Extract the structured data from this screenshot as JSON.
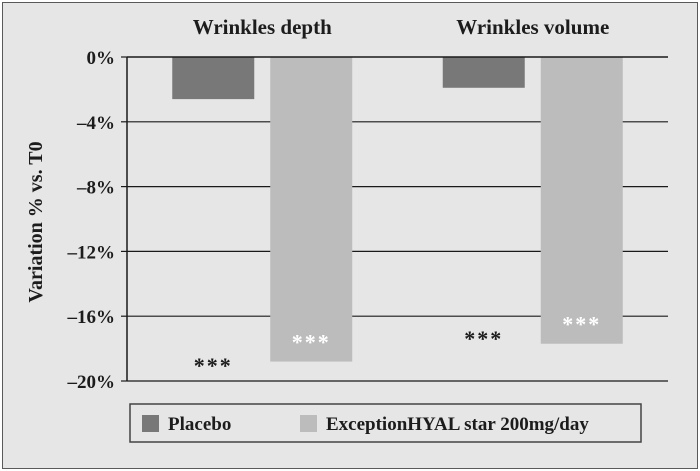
{
  "chart_data": {
    "type": "bar",
    "categories": [
      "Wrinkles depth",
      "Wrinkles volume"
    ],
    "series": [
      {
        "name": "Placebo",
        "values": [
          -2.6,
          -1.9
        ],
        "color": "#787878",
        "significance": [
          "***",
          "***"
        ]
      },
      {
        "name": "ExceptionHYAL star 200mg/day",
        "values": [
          -18.8,
          -17.7
        ],
        "color": "#bcbcbc",
        "significance": [
          "***",
          "***"
        ]
      }
    ],
    "ylabel": "Variation % vs. T0",
    "ylim": [
      -20,
      0
    ],
    "yticks": [
      0,
      -4,
      -8,
      -12,
      -16,
      -20
    ],
    "ytick_labels": [
      "0%",
      "–4%",
      "–8%",
      "–12%",
      "–16%",
      "–20%"
    ],
    "grid": true,
    "category_labels_position": "top",
    "legend_position": "bottom",
    "background": "#e6e6e6"
  }
}
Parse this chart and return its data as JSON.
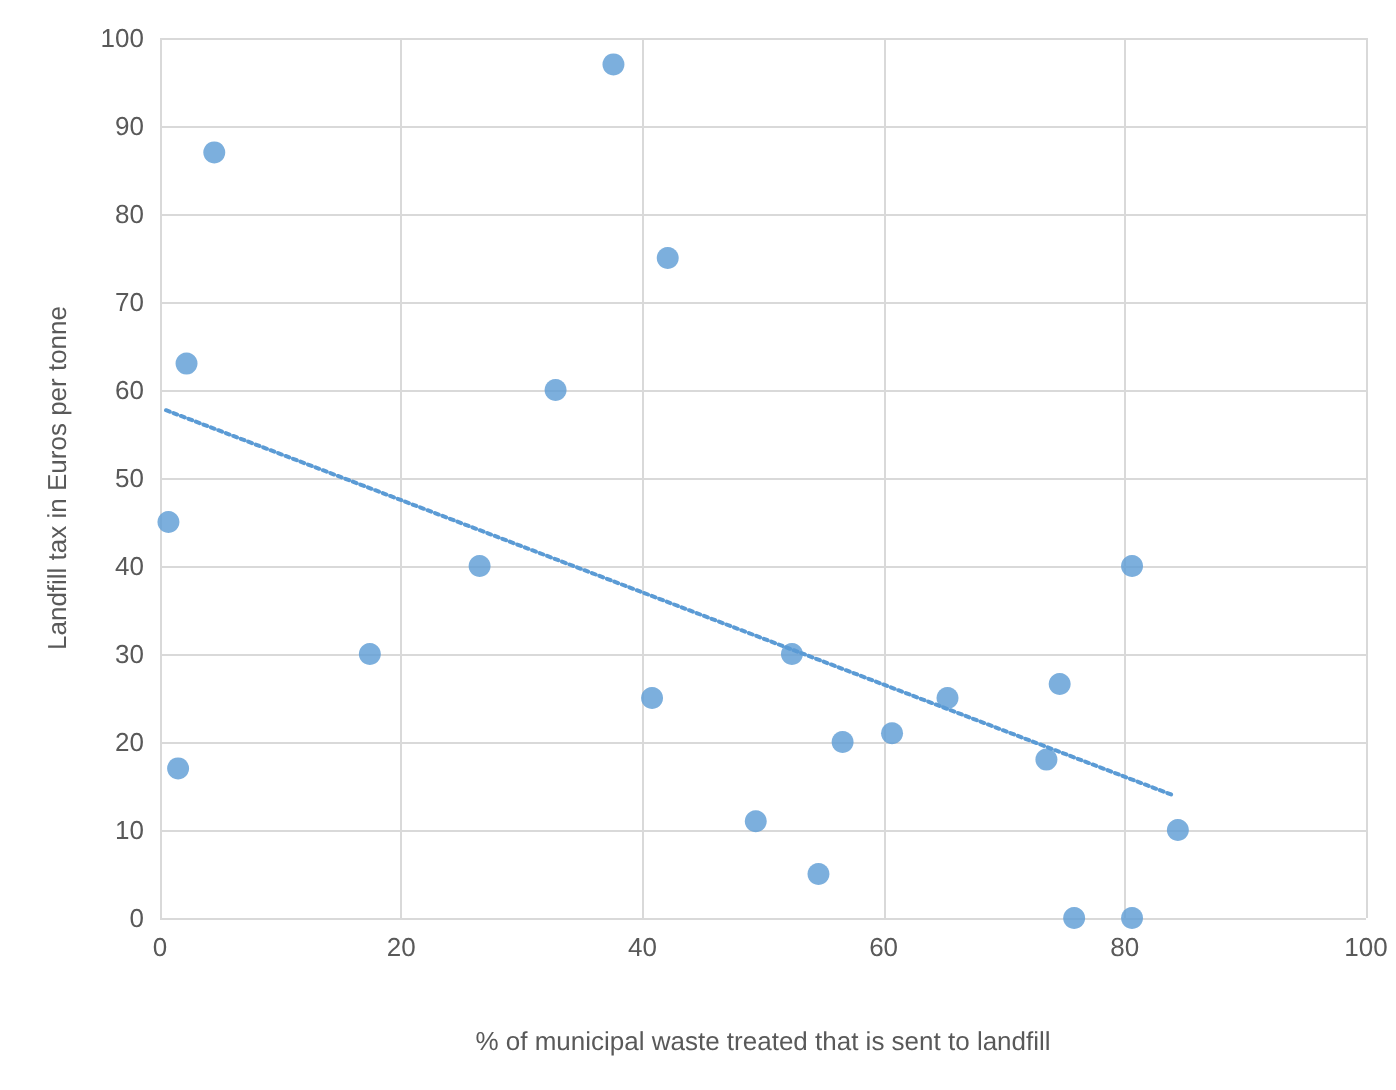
{
  "chart_data": {
    "type": "scatter",
    "xlabel": "% of municipal waste treated that is sent to landfill",
    "ylabel": "Landfill tax in Euros per tonne",
    "xlim": [
      0,
      100
    ],
    "xticks": [
      0,
      20,
      40,
      60,
      80,
      100
    ],
    "ylim": [
      0,
      100
    ],
    "yticks": [
      0,
      10,
      20,
      30,
      40,
      50,
      60,
      70,
      80,
      90,
      100
    ],
    "grid": true,
    "marker": "circle",
    "series": [
      {
        "color": "#5b9bd5",
        "x": [
          0.7,
          1.5,
          2.2,
          4.5,
          17.4,
          26.5,
          32.8,
          37.6,
          40.8,
          42.1,
          49.4,
          52.4,
          54.6,
          56.6,
          60.7,
          65.3,
          74.6,
          73.5,
          75.8,
          80.6,
          80.6,
          84.4
        ],
        "values": [
          45,
          17,
          63,
          87,
          30,
          40,
          60,
          97,
          25,
          75,
          11,
          30,
          5,
          20,
          21,
          25,
          26.6,
          18,
          0,
          40,
          0,
          10
        ]
      },
      {
        "type": "line",
        "marker": "none",
        "color": "#5b9bd5",
        "line_style": "dotted",
        "x": [
          0.5,
          84.1
        ],
        "values": [
          57.7,
          13.9
        ]
      }
    ]
  }
}
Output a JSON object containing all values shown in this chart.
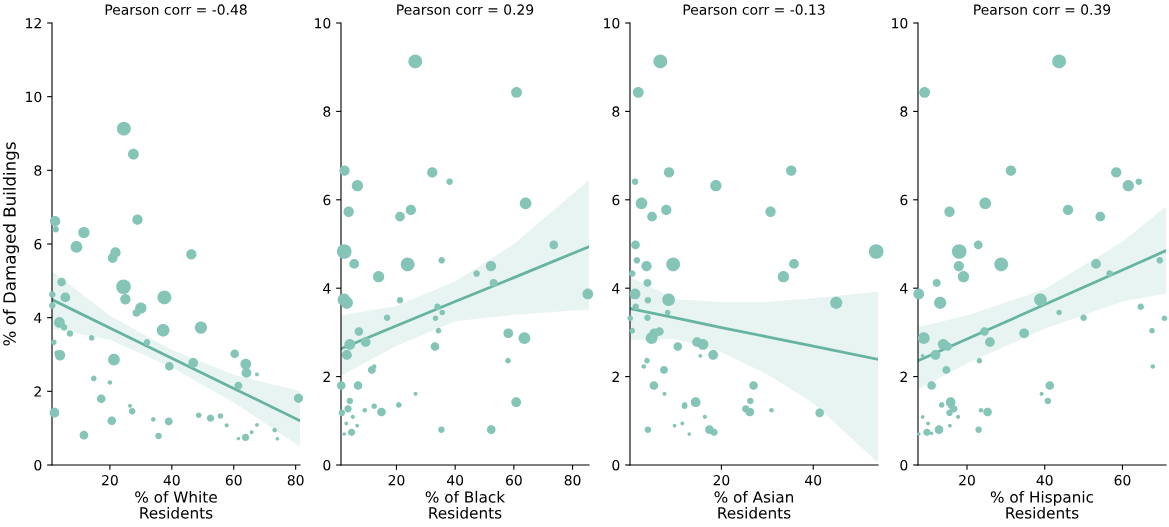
{
  "chart_data": [
    {
      "type": "bubble",
      "title": "Pearson corr = -0.48",
      "xlabel": "% of White\nResidents",
      "ylabel": "% of Damaged Buildings",
      "xlim": [
        1.3,
        81.4
      ],
      "ylim": [
        0,
        12
      ],
      "xticks": [
        20,
        40,
        60,
        80
      ],
      "yticks": [
        0,
        2,
        4,
        6,
        8,
        10,
        12
      ],
      "series": [
        {
          "type": "bubble",
          "color": "#85c5b8",
          "x": [
            24.5,
            27.6,
            2.3,
            2.5,
            11.6,
            9.2,
            28.9,
            21.8,
            20.9,
            46.3,
            4.4,
            1.4,
            5.6,
            24.4,
            25.0,
            37.6,
            30.0,
            28.6,
            1.4,
            3.7,
            5.2,
            7.1,
            37.2,
            49.4,
            1.9,
            14.1,
            32.0,
            3.1,
            3.9,
            21.3,
            39.2,
            46.9,
            60.3,
            63.9,
            64.1,
            67.5,
            61.5,
            14.8,
            20.0,
            17.2,
            2.1,
            26.5,
            27.2,
            20.6,
            34.0,
            39.0,
            48.7,
            52.5,
            55.7,
            57.7,
            67.5,
            65.8,
            73.2,
            61.5,
            63.8,
            74.1,
            11.6,
            35.7,
            80.9
          ],
          "values": [
            9.13,
            8.44,
            6.62,
            6.4,
            6.31,
            5.92,
            6.66,
            5.77,
            5.62,
            5.72,
            4.97,
            4.63,
            4.55,
            4.84,
            4.5,
            4.55,
            4.26,
            4.13,
            4.33,
            3.87,
            3.74,
            3.57,
            3.66,
            3.73,
            3.33,
            3.45,
            3.33,
            3.03,
            2.98,
            2.86,
            2.68,
            2.77,
            3.02,
            2.74,
            2.5,
            2.46,
            2.15,
            2.35,
            2.24,
            1.8,
            1.42,
            1.61,
            1.46,
            1.2,
            1.24,
            1.18,
            1.35,
            1.27,
            1.33,
            1.08,
            1.09,
            0.89,
            0.95,
            0.72,
            0.75,
            0.71,
            0.81,
            0.79,
            1.81
          ],
          "sizes": [
            0.9,
            0.55,
            0.5,
            0.2,
            0.6,
            0.65,
            0.5,
            0.5,
            0.45,
            0.5,
            0.35,
            0.2,
            0.45,
            1.0,
            0.5,
            0.9,
            0.6,
            0.3,
            0.2,
            0.55,
            0.2,
            0.2,
            0.75,
            0.7,
            0.15,
            0.15,
            0.2,
            0.2,
            0.5,
            0.65,
            0.35,
            0.45,
            0.35,
            0.55,
            0.45,
            0.07,
            0.3,
            0.15,
            0.1,
            0.35,
            0.45,
            0.08,
            0.2,
            0.35,
            0.1,
            0.3,
            0.15,
            0.25,
            0.15,
            0.08,
            0.07,
            0.07,
            0.1,
            0.06,
            0.25,
            0.06,
            0.35,
            0.2,
            0.4
          ]
        },
        {
          "type": "line",
          "color": "#66b3a2",
          "x": [
            1.3,
            20,
            40,
            60,
            81.4
          ],
          "values": [
            4.49,
            3.72,
            2.9,
            2.08,
            1.2
          ],
          "upper": [
            5.27,
            4.05,
            3.12,
            2.45,
            2.0
          ],
          "lower": [
            3.7,
            3.4,
            2.65,
            1.7,
            0.5
          ]
        }
      ]
    },
    {
      "type": "bubble",
      "title": "Pearson corr = 0.29",
      "xlabel": "% of Black\nResidents",
      "xlim": [
        1.1,
        85.6
      ],
      "ylim": [
        0,
        10
      ],
      "xticks": [
        20,
        40,
        60,
        80
      ],
      "yticks": [
        0,
        2,
        4,
        6,
        8,
        10
      ],
      "series": [
        {
          "type": "bubble",
          "color": "#85c5b8",
          "x": [
            26.4,
            60.9,
            2.3,
            32.2,
            38.1,
            6.7,
            64.0,
            3.7,
            24.9,
            21.2,
            2.2,
            73.6,
            35.4,
            5.6,
            23.8,
            52.2,
            13.9,
            47.3,
            53.1,
            85.2,
            2.1,
            3.1,
            21.2,
            34.0,
            35.6,
            16.8,
            33.3,
            7.2,
            34.3,
            58.1,
            63.6,
            4.1,
            9.5,
            33.1,
            3.1,
            4.1,
            58.0,
            11.6,
            12.4,
            1.2,
            6.9,
            26.5,
            60.8,
            4.1,
            3.5,
            1.4,
            9.2,
            12.4,
            20.8,
            14.9,
            5.1,
            2.9,
            6.6,
            4.7,
            2.2,
            35.3,
            52.3
          ],
          "values": [
            9.13,
            8.43,
            6.66,
            6.62,
            6.41,
            6.32,
            5.92,
            5.73,
            5.77,
            5.62,
            4.83,
            4.98,
            4.63,
            4.55,
            4.54,
            4.5,
            4.26,
            4.33,
            4.12,
            3.87,
            3.74,
            3.67,
            3.73,
            3.58,
            3.45,
            3.33,
            3.32,
            3.02,
            3.04,
            2.98,
            2.87,
            2.73,
            2.78,
            2.68,
            2.49,
            2.47,
            2.36,
            2.15,
            2.23,
            1.8,
            1.8,
            1.61,
            1.42,
            1.45,
            1.27,
            1.18,
            1.24,
            1.33,
            1.36,
            1.2,
            1.09,
            0.94,
            0.89,
            0.74,
            0.7,
            0.8,
            0.8
          ],
          "sizes": [
            0.9,
            0.55,
            0.5,
            0.5,
            0.2,
            0.6,
            0.65,
            0.5,
            0.5,
            0.45,
            1.0,
            0.35,
            0.2,
            0.45,
            0.9,
            0.5,
            0.6,
            0.2,
            0.3,
            0.55,
            0.75,
            0.7,
            0.2,
            0.2,
            0.15,
            0.2,
            0.15,
            0.35,
            0.15,
            0.45,
            0.65,
            0.55,
            0.45,
            0.35,
            0.45,
            0.07,
            0.15,
            0.3,
            0.1,
            0.35,
            0.35,
            0.08,
            0.45,
            0.2,
            0.25,
            0.2,
            0.1,
            0.15,
            0.15,
            0.35,
            0.08,
            0.07,
            0.07,
            0.25,
            0.06,
            0.2,
            0.35
          ]
        },
        {
          "type": "line",
          "color": "#66b3a2",
          "x": [
            1.1,
            20,
            40,
            60,
            85.6
          ],
          "values": [
            2.63,
            3.15,
            3.7,
            4.24,
            4.94
          ],
          "upper": [
            3.39,
            3.6,
            4.15,
            5.0,
            6.45
          ],
          "lower": [
            2.02,
            2.7,
            3.25,
            3.4,
            3.52
          ]
        }
      ]
    },
    {
      "type": "bubble",
      "title": "Pearson corr = -0.13",
      "xlabel": "% of Asian\nResidents",
      "xlim": [
        0.1,
        54.1
      ],
      "ylim": [
        0,
        10
      ],
      "xticks": [
        20,
        40
      ],
      "yticks": [
        0,
        2,
        4,
        6,
        8,
        10
      ],
      "series": [
        {
          "type": "bubble",
          "color": "#85c5b8",
          "x": [
            6.7,
            1.9,
            8.6,
            35.2,
            1.2,
            18.8,
            2.6,
            8.0,
            4.9,
            30.7,
            1.3,
            53.7,
            1.6,
            3.7,
            9.5,
            35.8,
            33.5,
            0.6,
            3.9,
            1.2,
            4.0,
            8.5,
            45.0,
            1.35,
            8.3,
            0.15,
            3.9,
            0.6,
            6.5,
            5.4,
            4.8,
            14.7,
            16.0,
            10.5,
            18.2,
            15.4,
            3.8,
            3.1,
            7.5,
            5.3,
            27.0,
            7.6,
            14.4,
            26.3,
            25.3,
            26.2,
            30.9,
            11.96,
            41.4,
            16.4,
            11.5,
            9.8,
            17.4,
            18.4,
            13.0,
            4.0,
            12.0
          ],
          "values": [
            9.13,
            8.43,
            6.62,
            6.66,
            6.41,
            6.32,
            5.92,
            5.77,
            5.62,
            5.73,
            4.98,
            4.83,
            4.63,
            4.5,
            4.54,
            4.55,
            4.26,
            4.33,
            4.12,
            3.87,
            3.73,
            3.74,
            3.67,
            3.58,
            3.45,
            3.32,
            3.33,
            3.04,
            3.02,
            2.98,
            2.87,
            2.78,
            2.73,
            2.68,
            2.49,
            2.47,
            2.36,
            2.23,
            2.15,
            1.8,
            1.8,
            1.61,
            1.42,
            1.45,
            1.27,
            1.2,
            1.24,
            1.33,
            1.18,
            1.09,
            0.94,
            0.89,
            0.8,
            0.74,
            0.7,
            0.8,
            1.36
          ],
          "sizes": [
            0.9,
            0.55,
            0.5,
            0.5,
            0.2,
            0.6,
            0.65,
            0.5,
            0.45,
            0.5,
            0.35,
            1.0,
            0.2,
            0.5,
            0.9,
            0.45,
            0.6,
            0.2,
            0.3,
            0.55,
            0.2,
            0.75,
            0.7,
            0.2,
            0.15,
            0.15,
            0.2,
            0.15,
            0.35,
            0.45,
            0.65,
            0.45,
            0.55,
            0.35,
            0.45,
            0.07,
            0.15,
            0.1,
            0.3,
            0.35,
            0.35,
            0.08,
            0.45,
            0.2,
            0.25,
            0.35,
            0.1,
            0.15,
            0.35,
            0.08,
            0.07,
            0.07,
            0.35,
            0.25,
            0.06,
            0.2,
            0.15
          ]
        },
        {
          "type": "line",
          "color": "#66b3a2",
          "x": [
            0.15,
            10,
            20,
            30,
            40,
            54.1
          ],
          "values": [
            3.54,
            3.33,
            3.11,
            2.9,
            2.69,
            2.39
          ],
          "upper": [
            4.26,
            3.75,
            3.69,
            3.69,
            3.77,
            3.92
          ],
          "lower": [
            2.82,
            2.85,
            2.55,
            2.05,
            1.4,
            0.05
          ]
        }
      ]
    },
    {
      "type": "bubble",
      "title": "Pearson corr = 0.39",
      "xlabel": "% of Hispanic\nResidents",
      "xlim": [
        7.4,
        71.2
      ],
      "ylim": [
        0,
        10
      ],
      "xticks": [
        20,
        40,
        60
      ],
      "yticks": [
        0,
        2,
        4,
        6,
        8,
        10
      ],
      "series": [
        {
          "type": "bubble",
          "color": "#85c5b8",
          "x": [
            43.7,
            9.1,
            31.3,
            58.4,
            64.2,
            61.5,
            24.7,
            15.5,
            46.0,
            54.3,
            22.9,
            18.0,
            69.6,
            17.9,
            28.8,
            53.2,
            19.1,
            56.7,
            12.2,
            7.6,
            38.9,
            13.1,
            64.7,
            43.7,
            50.0,
            70.8,
            67.6,
            24.5,
            34.7,
            8.9,
            25.9,
            13.9,
            15.0,
            11.9,
            8.6,
            23.2,
            67.8,
            14.7,
            10.9,
            41.3,
            39.2,
            15.8,
            40.8,
            16.6,
            15.5,
            23.6,
            15.9,
            13.5,
            25.3,
            17.7,
            8.6,
            10.0,
            15.6,
            12.8,
            9.7,
            7.6,
            23.0,
            10.9
          ],
          "values": [
            9.13,
            8.43,
            6.66,
            6.62,
            6.41,
            6.32,
            5.92,
            5.73,
            5.77,
            5.62,
            4.98,
            4.83,
            4.63,
            4.5,
            4.54,
            4.55,
            4.26,
            4.33,
            4.12,
            3.87,
            3.74,
            3.67,
            3.58,
            3.45,
            3.33,
            3.32,
            3.04,
            3.02,
            2.98,
            2.87,
            2.78,
            2.73,
            2.68,
            2.49,
            2.47,
            2.36,
            2.23,
            2.15,
            1.8,
            1.8,
            1.61,
            1.42,
            1.45,
            1.27,
            1.18,
            1.24,
            1.33,
            1.36,
            1.2,
            1.09,
            1.09,
            0.94,
            0.89,
            0.8,
            0.74,
            0.7,
            0.8,
            0.72
          ],
          "sizes": [
            0.9,
            0.55,
            0.5,
            0.5,
            0.2,
            0.6,
            0.65,
            0.5,
            0.5,
            0.45,
            0.35,
            1.0,
            0.2,
            0.5,
            0.9,
            0.45,
            0.6,
            0.2,
            0.3,
            0.55,
            0.75,
            0.7,
            0.2,
            0.15,
            0.2,
            0.15,
            0.15,
            0.35,
            0.45,
            0.65,
            0.45,
            0.55,
            0.35,
            0.45,
            0.07,
            0.15,
            0.1,
            0.3,
            0.35,
            0.35,
            0.08,
            0.45,
            0.2,
            0.25,
            0.2,
            0.1,
            0.15,
            0.15,
            0.35,
            0.08,
            0.07,
            0.07,
            0.07,
            0.35,
            0.25,
            0.06,
            0.2,
            0.06
          ]
        },
        {
          "type": "line",
          "color": "#66b3a2",
          "x": [
            7.4,
            20,
            40,
            60,
            71.2
          ],
          "values": [
            2.36,
            2.85,
            3.63,
            4.41,
            4.85
          ],
          "upper": [
            3.12,
            3.38,
            3.98,
            5.05,
            5.85
          ],
          "lower": [
            1.7,
            2.3,
            3.08,
            3.7,
            3.88
          ]
        }
      ]
    }
  ]
}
##########
▶ Your objective
Whichever lines contain the string "title", select and copy them.

▶ Task solution
      "title": "Pearson corr = -0.48",
      "title": "Pearson corr = 0.29",
      "title": "Pearson corr = -0.13",
      "title": "Pearson corr = 0.39",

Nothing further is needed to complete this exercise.